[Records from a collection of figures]
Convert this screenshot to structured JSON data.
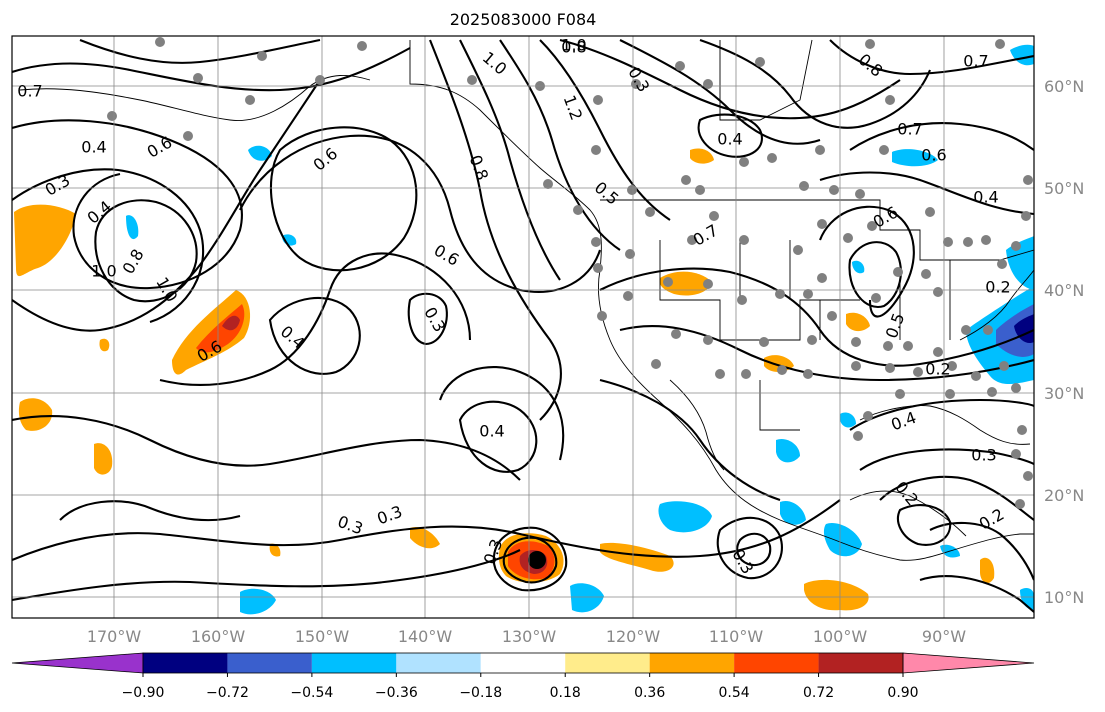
{
  "title": "2025083000 F084",
  "map": {
    "lon_labels": [
      "170°W",
      "160°W",
      "150°W",
      "140°W",
      "130°W",
      "120°W",
      "110°W",
      "100°W",
      "90°W"
    ],
    "lat_labels": [
      "60°N",
      "50°N",
      "40°N",
      "30°N",
      "20°N",
      "10°N"
    ],
    "contour_labels": [
      "0.4",
      "0.6",
      "0.3",
      "0.7",
      "1.0",
      "0.8",
      "0.4",
      "1.0",
      "0.6",
      "0.4",
      "0.6",
      "0.3",
      "0.6",
      "0.4",
      "0.3",
      "0.3",
      "1.0",
      "1.2",
      "0.8",
      "0.5",
      "0.7",
      "0.8",
      "1.0",
      "0.4",
      "0.6",
      "0.4",
      "0.2",
      "0.3",
      "0.2",
      "0.4",
      "0.3",
      "0.3",
      "0.2",
      "0.2",
      "0.5",
      "0.7",
      "0.3",
      "0.8",
      "0.7",
      "0.6"
    ],
    "colors": {
      "axis_text": "#888888",
      "grid": "#888888",
      "contour": "#000000",
      "station": "#808080"
    }
  },
  "colorbar": {
    "colors": [
      "#9932cc",
      "#000080",
      "#3a5fcd",
      "#00bfff",
      "#b0e2ff",
      "#ffffff",
      "#ffec8b",
      "#ffa500",
      "#ff4500",
      "#b22222",
      "#ff88aa"
    ],
    "tick_labels": [
      "−0.90",
      "−0.72",
      "−0.54",
      "−0.36",
      "−0.18",
      "0.18",
      "0.36",
      "0.54",
      "0.72",
      "0.90"
    ]
  }
}
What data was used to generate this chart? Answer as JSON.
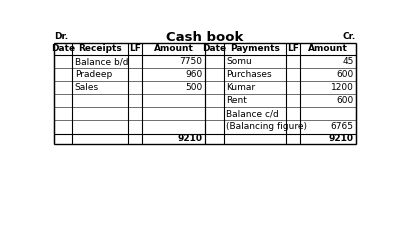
{
  "title": "Cash book",
  "dr_label": "Dr.",
  "cr_label": "Cr.",
  "header_left": [
    "Date",
    "Receipts",
    "LF",
    "Amount"
  ],
  "header_right": [
    "Date",
    "Payments",
    "LF",
    "Amount"
  ],
  "left_rows": [
    [
      "",
      "Balance b/d",
      "",
      "7750"
    ],
    [
      "",
      "Pradeep",
      "",
      "960"
    ],
    [
      "",
      "Sales",
      "",
      "500"
    ],
    [
      "",
      "",
      "",
      ""
    ],
    [
      "",
      "",
      "",
      ""
    ],
    [
      "",
      "",
      "",
      ""
    ]
  ],
  "right_rows": [
    [
      "",
      "Somu",
      "",
      "45"
    ],
    [
      "",
      "Purchases",
      "",
      "600"
    ],
    [
      "",
      "Kumar",
      "",
      "1200"
    ],
    [
      "",
      "Rent",
      "",
      "600"
    ],
    [
      "",
      "Balance c/d",
      "",
      ""
    ],
    [
      "",
      "(Balancing figure)",
      "",
      "6765"
    ]
  ],
  "total_left": "9210",
  "total_right": "9210",
  "bg_color": "#ffffff",
  "line_color": "#000000",
  "font_size": 6.5,
  "title_font_size": 9.5
}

▸ What needs to be done:
Copy all of the entries verbatim, leaving out any pictures they contain.

▸ Answer to the task:
Convert this screenshot to structured JSON data.
{
  "title": "2025083000 F084",
  "map": {
    "lon_labels": [
      "170°W",
      "160°W",
      "150°W",
      "140°W",
      "130°W",
      "120°W",
      "110°W",
      "100°W",
      "90°W"
    ],
    "lat_labels": [
      "60°N",
      "50°N",
      "40°N",
      "30°N",
      "20°N",
      "10°N"
    ],
    "contour_labels": [
      "0.4",
      "0.6",
      "0.3",
      "0.7",
      "1.0",
      "0.8",
      "0.4",
      "1.0",
      "0.6",
      "0.4",
      "0.6",
      "0.3",
      "0.6",
      "0.4",
      "0.3",
      "0.3",
      "1.0",
      "1.2",
      "0.8",
      "0.5",
      "0.7",
      "0.8",
      "1.0",
      "0.4",
      "0.6",
      "0.4",
      "0.2",
      "0.3",
      "0.2",
      "0.4",
      "0.3",
      "0.3",
      "0.2",
      "0.2",
      "0.5",
      "0.7",
      "0.3",
      "0.8",
      "0.7",
      "0.6"
    ],
    "colors": {
      "axis_text": "#888888",
      "grid": "#888888",
      "contour": "#000000",
      "station": "#808080"
    }
  },
  "colorbar": {
    "colors": [
      "#9932cc",
      "#000080",
      "#3a5fcd",
      "#00bfff",
      "#b0e2ff",
      "#ffffff",
      "#ffec8b",
      "#ffa500",
      "#ff4500",
      "#b22222",
      "#ff88aa"
    ],
    "tick_labels": [
      "−0.90",
      "−0.72",
      "−0.54",
      "−0.36",
      "−0.18",
      "0.18",
      "0.36",
      "0.54",
      "0.72",
      "0.90"
    ]
  }
}
What data was used to generate this chart? Answer as JSON.
{
  "title": "Cash book",
  "dr_label": "Dr.",
  "cr_label": "Cr.",
  "header_left": [
    "Date",
    "Receipts",
    "LF",
    "Amount"
  ],
  "header_right": [
    "Date",
    "Payments",
    "LF",
    "Amount"
  ],
  "left_rows": [
    [
      "",
      "Balance b/d",
      "",
      "7750"
    ],
    [
      "",
      "Pradeep",
      "",
      "960"
    ],
    [
      "",
      "Sales",
      "",
      "500"
    ],
    [
      "",
      "",
      "",
      ""
    ],
    [
      "",
      "",
      "",
      ""
    ],
    [
      "",
      "",
      "",
      ""
    ]
  ],
  "right_rows": [
    [
      "",
      "Somu",
      "",
      "45"
    ],
    [
      "",
      "Purchases",
      "",
      "600"
    ],
    [
      "",
      "Kumar",
      "",
      "1200"
    ],
    [
      "",
      "Rent",
      "",
      "600"
    ],
    [
      "",
      "Balance c/d",
      "",
      ""
    ],
    [
      "",
      "(Balancing figure)",
      "",
      "6765"
    ]
  ],
  "total_left": "9210",
  "total_right": "9210",
  "bg_color": "#ffffff",
  "line_color": "#000000",
  "font_size": 6.5,
  "title_font_size": 9.5
}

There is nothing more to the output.